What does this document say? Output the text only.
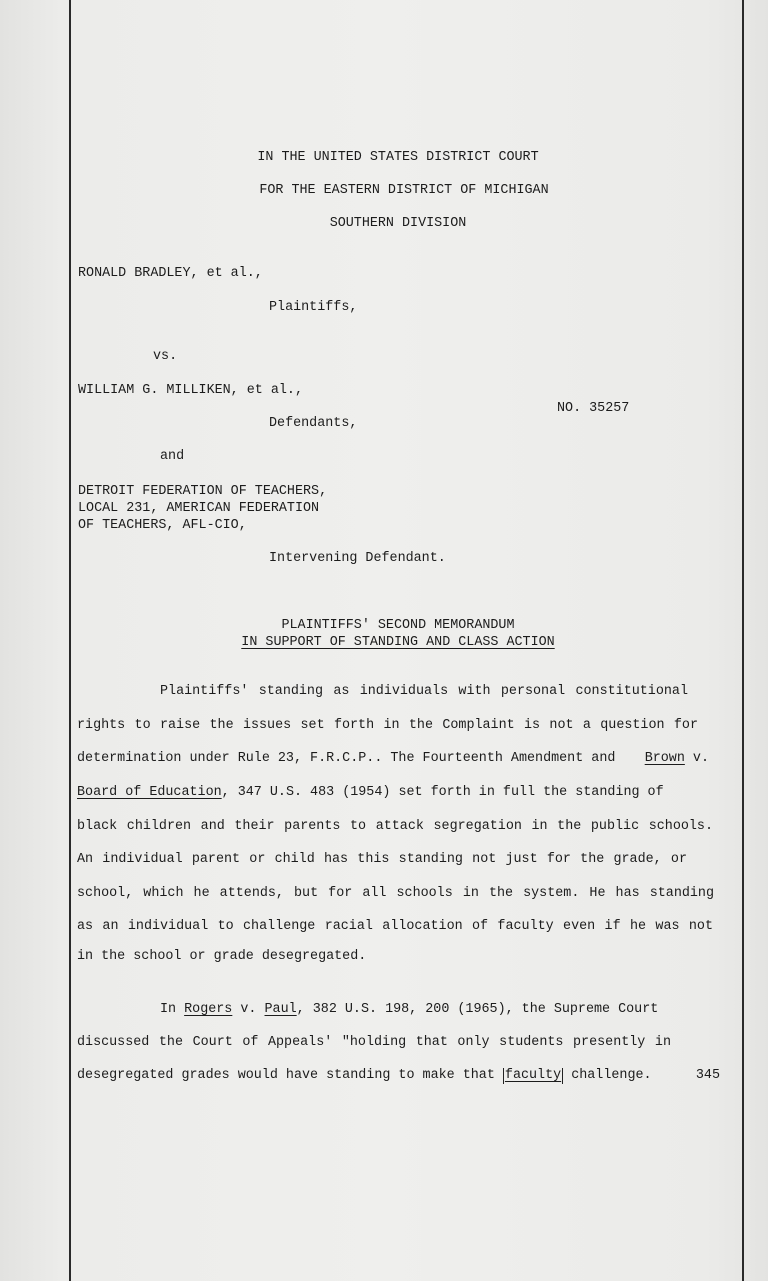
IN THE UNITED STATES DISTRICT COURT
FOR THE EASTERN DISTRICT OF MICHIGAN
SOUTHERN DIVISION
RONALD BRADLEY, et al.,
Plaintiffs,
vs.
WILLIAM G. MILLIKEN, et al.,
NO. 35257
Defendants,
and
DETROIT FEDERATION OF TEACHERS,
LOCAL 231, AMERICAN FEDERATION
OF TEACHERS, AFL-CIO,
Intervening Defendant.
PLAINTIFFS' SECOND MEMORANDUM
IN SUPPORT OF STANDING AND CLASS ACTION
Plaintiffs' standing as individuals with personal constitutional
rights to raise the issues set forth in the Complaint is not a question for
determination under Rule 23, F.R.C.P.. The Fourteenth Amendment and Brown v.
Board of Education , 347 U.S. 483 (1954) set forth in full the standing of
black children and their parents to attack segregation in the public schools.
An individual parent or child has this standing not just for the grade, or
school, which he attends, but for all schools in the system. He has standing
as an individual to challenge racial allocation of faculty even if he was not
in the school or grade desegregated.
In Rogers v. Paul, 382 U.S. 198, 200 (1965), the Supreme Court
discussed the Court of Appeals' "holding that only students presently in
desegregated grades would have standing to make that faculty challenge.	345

+ + +

▶ [Task objective]
In the entries above, count every line containing the word "that". Write only the total.

▶ [Solution]
2